== PROBLEM REQUIREMENTS ==
Set down the full listing exactly, character for character.

______________________________

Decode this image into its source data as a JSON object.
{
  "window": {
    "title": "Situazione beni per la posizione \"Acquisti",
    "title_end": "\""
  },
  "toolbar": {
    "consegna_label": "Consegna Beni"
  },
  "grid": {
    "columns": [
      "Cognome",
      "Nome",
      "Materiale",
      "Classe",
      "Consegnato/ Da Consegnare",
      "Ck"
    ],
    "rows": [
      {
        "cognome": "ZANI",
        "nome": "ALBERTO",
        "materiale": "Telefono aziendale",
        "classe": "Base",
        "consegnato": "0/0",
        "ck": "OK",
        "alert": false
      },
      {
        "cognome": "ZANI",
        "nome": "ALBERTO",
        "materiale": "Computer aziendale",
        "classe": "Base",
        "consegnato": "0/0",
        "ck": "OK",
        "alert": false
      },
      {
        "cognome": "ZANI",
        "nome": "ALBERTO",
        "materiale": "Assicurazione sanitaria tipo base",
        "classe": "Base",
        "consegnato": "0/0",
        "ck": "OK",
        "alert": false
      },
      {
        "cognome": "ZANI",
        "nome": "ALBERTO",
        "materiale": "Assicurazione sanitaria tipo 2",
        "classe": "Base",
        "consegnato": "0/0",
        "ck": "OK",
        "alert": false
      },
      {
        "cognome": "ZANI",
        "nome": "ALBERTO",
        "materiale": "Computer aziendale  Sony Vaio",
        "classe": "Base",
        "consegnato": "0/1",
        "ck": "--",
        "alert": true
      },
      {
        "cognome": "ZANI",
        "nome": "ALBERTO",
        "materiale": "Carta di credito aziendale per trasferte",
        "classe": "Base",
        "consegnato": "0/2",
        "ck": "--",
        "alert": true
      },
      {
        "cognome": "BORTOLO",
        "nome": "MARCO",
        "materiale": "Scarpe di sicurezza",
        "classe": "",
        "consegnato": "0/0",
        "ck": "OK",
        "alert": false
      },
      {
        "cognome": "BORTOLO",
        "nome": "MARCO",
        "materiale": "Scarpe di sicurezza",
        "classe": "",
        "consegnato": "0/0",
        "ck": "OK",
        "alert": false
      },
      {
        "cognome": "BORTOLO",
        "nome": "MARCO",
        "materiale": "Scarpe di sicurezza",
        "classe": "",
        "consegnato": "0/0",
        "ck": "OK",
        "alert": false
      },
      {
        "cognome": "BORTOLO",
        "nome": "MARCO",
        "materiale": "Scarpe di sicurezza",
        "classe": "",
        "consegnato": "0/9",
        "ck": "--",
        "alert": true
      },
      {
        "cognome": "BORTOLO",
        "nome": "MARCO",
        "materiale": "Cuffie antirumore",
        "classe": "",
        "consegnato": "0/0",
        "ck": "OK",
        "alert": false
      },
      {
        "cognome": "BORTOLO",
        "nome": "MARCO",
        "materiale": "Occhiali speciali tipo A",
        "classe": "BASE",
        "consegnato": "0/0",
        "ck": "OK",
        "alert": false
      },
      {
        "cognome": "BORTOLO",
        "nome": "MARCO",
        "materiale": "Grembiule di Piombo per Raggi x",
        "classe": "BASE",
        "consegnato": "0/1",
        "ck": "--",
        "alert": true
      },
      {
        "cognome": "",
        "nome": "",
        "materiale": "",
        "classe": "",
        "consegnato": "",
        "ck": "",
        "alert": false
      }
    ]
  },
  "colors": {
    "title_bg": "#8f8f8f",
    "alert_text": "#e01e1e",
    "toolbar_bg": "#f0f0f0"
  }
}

______________________________

== OUTPUT FOR THIS EXERCISE ==
Decode this image into its source data as a JSON object.
{
  "window": {
    "title": "Situazione beni per la posizione \"Acquisti",
    "title_end": "\""
  },
  "toolbar": {
    "consegna_label": "Consegna Beni"
  },
  "grid": {
    "columns": [
      "Cognome",
      "Nome",
      "Materiale",
      "Classe",
      "Consegnato/ Da Consegnare",
      "Ck"
    ],
    "rows": [
      {
        "cognome": "ZANI",
        "nome": "ALBERTO",
        "materiale": "Telefono aziendale",
        "classe": "Base",
        "consegnato": "0/0",
        "ck": "OK",
        "alert": false
      },
      {
        "cognome": "ZANI",
        "nome": "ALBERTO",
        "materiale": "Computer aziendale",
        "classe": "Base",
        "consegnato": "0/0",
        "ck": "OK",
        "alert": false
      },
      {
        "cognome": "ZANI",
        "nome": "ALBERTO",
        "materiale": "Assicurazione sanitaria tipo base",
        "classe": "Base",
        "consegnato": "0/0",
        "ck": "OK",
        "alert": false
      },
      {
        "cognome": "ZANI",
        "nome": "ALBERTO",
        "materiale": "Assicurazione sanitaria tipo 2",
        "classe": "Base",
        "consegnato": "0/0",
        "ck": "OK",
        "alert": false
      },
      {
        "cognome": "ZANI",
        "nome": "ALBERTO",
        "materiale": "Computer aziendale  Sony Vaio",
        "classe": "Base",
        "consegnato": "0/1",
        "ck": "--",
        "alert": true
      },
      {
        "cognome": "ZANI",
        "nome": "ALBERTO",
        "materiale": "Carta di credito aziendale per trasferte",
        "classe": "Base",
        "consegnato": "0/2",
        "ck": "--",
        "alert": true
      },
      {
        "cognome": "BORTOLO",
        "nome": "MARCO",
        "materiale": "Scarpe di sicurezza",
        "classe": "",
        "consegnato": "0/0",
        "ck": "OK",
        "alert": false
      },
      {
        "cognome": "BORTOLO",
        "nome": "MARCO",
        "materiale": "Scarpe di sicurezza",
        "classe": "",
        "consegnato": "0/0",
        "ck": "OK",
        "alert": false
      },
      {
        "cognome": "BORTOLO",
        "nome": "MARCO",
        "materiale": "Scarpe di sicurezza",
        "classe": "",
        "consegnato": "0/0",
        "ck": "OK",
        "alert": false
      },
      {
        "cognome": "BORTOLO",
        "nome": "MARCO",
        "materiale": "Scarpe di sicurezza",
        "classe": "",
        "consegnato": "0/9",
        "ck": "--",
        "alert": true
      },
      {
        "cognome": "BORTOLO",
        "nome": "MARCO",
        "materiale": "Cuffie antirumore",
        "classe": "",
        "consegnato": "0/0",
        "ck": "OK",
        "alert": false
      },
      {
        "cognome": "BORTOLO",
        "nome": "MARCO",
        "materiale": "Occhiali speciali tipo A",
        "classe": "BASE",
        "consegnato": "0/0",
        "ck": "OK",
        "alert": false
      },
      {
        "cognome": "BORTOLO",
        "nome": "MARCO",
        "materiale": "Grembiule di Piombo per Raggi x",
        "classe": "BASE",
        "consegnato": "0/1",
        "ck": "--",
        "alert": true
      },
      {
        "cognome": "",
        "nome": "",
        "materiale": "",
        "classe": "",
        "consegnato": "",
        "ck": "",
        "alert": false
      }
    ]
  },
  "colors": {
    "title_bg": "#8f8f8f",
    "alert_text": "#e01e1e",
    "toolbar_bg": "#f0f0f0"
  }
}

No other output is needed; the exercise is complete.